[WHAT IS REQUIRED]
Select every line holding the word "function" and copy it.

(Structured figure records)
• • • • • • •

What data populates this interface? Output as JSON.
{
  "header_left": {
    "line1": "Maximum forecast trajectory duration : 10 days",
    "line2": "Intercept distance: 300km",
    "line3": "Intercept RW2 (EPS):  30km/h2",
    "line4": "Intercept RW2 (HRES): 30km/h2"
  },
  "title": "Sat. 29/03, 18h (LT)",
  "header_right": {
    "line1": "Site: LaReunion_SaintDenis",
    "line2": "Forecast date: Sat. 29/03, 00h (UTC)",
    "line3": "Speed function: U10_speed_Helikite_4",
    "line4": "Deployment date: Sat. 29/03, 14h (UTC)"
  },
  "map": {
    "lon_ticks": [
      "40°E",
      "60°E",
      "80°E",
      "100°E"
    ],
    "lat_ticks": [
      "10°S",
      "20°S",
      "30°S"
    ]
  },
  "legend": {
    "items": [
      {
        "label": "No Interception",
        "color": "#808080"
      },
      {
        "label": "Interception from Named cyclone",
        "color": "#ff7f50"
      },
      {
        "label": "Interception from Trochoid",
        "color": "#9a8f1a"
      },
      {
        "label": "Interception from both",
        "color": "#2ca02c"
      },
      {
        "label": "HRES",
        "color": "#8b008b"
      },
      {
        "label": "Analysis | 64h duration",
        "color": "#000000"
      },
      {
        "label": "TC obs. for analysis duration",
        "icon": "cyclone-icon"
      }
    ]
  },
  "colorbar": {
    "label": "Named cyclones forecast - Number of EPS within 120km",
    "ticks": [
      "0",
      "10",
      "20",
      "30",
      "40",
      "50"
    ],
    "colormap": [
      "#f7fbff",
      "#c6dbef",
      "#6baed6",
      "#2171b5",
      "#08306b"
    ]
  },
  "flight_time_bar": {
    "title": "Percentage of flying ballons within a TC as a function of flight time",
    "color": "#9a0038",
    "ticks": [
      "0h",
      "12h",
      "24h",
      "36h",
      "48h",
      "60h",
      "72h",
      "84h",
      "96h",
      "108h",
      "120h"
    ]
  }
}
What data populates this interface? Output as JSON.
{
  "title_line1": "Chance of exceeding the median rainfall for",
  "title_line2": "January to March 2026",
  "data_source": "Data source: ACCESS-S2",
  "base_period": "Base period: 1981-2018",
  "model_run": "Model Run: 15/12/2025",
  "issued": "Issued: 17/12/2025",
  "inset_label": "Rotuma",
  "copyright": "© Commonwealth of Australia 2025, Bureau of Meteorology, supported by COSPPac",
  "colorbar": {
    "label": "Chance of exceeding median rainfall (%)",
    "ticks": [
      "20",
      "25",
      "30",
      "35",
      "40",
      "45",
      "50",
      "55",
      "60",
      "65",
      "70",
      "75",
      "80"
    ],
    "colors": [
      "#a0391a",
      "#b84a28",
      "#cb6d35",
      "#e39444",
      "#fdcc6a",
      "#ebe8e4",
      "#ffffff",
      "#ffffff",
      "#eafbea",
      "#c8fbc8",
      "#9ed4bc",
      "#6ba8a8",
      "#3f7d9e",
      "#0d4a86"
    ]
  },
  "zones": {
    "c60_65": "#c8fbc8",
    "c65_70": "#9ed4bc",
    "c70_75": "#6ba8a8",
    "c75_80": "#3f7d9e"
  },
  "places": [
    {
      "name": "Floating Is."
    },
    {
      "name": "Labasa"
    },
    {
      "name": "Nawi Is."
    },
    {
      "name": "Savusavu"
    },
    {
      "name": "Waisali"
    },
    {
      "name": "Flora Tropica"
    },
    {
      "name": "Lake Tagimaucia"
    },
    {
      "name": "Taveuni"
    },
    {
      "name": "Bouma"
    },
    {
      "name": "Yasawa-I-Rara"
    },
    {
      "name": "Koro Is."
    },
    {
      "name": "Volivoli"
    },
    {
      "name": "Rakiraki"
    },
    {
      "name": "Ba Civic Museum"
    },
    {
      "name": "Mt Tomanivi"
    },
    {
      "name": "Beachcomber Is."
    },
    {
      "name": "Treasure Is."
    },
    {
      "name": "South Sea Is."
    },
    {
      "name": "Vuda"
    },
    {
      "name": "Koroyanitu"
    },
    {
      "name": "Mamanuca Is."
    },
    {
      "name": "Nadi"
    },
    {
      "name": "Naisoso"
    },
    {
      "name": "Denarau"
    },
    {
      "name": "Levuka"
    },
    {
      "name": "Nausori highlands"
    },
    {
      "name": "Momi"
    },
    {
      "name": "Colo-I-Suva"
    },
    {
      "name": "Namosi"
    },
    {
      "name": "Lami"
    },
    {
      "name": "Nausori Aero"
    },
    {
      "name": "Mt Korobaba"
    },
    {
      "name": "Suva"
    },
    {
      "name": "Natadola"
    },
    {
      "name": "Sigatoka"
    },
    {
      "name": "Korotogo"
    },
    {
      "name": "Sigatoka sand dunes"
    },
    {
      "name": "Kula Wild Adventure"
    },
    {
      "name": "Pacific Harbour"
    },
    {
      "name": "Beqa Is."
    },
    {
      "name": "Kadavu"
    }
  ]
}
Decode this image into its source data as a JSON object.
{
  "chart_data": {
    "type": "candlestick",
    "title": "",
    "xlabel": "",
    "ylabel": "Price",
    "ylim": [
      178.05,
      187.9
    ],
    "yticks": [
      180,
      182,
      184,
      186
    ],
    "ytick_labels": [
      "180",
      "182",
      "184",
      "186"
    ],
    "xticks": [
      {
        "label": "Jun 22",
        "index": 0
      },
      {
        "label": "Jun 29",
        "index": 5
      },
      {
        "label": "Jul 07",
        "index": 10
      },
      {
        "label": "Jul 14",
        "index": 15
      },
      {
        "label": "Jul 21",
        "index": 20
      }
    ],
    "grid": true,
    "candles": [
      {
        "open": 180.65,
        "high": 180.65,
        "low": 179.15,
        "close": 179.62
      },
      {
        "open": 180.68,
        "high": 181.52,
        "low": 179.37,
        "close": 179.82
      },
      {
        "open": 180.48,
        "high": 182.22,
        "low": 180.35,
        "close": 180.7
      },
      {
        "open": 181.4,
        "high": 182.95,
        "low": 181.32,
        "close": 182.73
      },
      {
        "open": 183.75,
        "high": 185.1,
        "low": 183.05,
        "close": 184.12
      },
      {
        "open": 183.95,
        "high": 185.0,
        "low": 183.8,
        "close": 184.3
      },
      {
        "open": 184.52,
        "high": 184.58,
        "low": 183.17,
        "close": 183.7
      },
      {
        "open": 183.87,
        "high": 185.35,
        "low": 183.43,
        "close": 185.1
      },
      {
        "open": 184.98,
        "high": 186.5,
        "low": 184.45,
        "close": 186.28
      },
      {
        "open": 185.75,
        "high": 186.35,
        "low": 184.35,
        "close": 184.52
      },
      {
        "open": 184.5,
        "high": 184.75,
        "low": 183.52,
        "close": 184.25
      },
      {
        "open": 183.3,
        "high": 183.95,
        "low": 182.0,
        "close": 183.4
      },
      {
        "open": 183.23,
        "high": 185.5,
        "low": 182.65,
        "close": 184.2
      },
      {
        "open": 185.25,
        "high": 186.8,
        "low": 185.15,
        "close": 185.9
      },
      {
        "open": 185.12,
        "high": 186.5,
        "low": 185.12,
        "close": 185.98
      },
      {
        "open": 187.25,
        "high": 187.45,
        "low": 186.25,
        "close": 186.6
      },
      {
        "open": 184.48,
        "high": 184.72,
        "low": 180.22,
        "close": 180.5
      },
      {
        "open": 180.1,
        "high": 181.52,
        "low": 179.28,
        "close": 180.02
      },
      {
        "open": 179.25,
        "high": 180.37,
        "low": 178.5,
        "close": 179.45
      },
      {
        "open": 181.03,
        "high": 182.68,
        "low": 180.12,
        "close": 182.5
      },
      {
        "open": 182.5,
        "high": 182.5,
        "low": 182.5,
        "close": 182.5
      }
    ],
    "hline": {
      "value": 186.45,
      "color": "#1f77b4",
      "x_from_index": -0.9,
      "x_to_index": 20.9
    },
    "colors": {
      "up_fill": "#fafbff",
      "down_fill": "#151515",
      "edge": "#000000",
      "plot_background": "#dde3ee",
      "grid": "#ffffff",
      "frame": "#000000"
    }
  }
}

• • • • • • •

[IN RESPONSE]
    "line3": "Speed function: U10_speed_Helikite_4",
    "title": "Percentage of flying ballons within a TC as a function of flight time",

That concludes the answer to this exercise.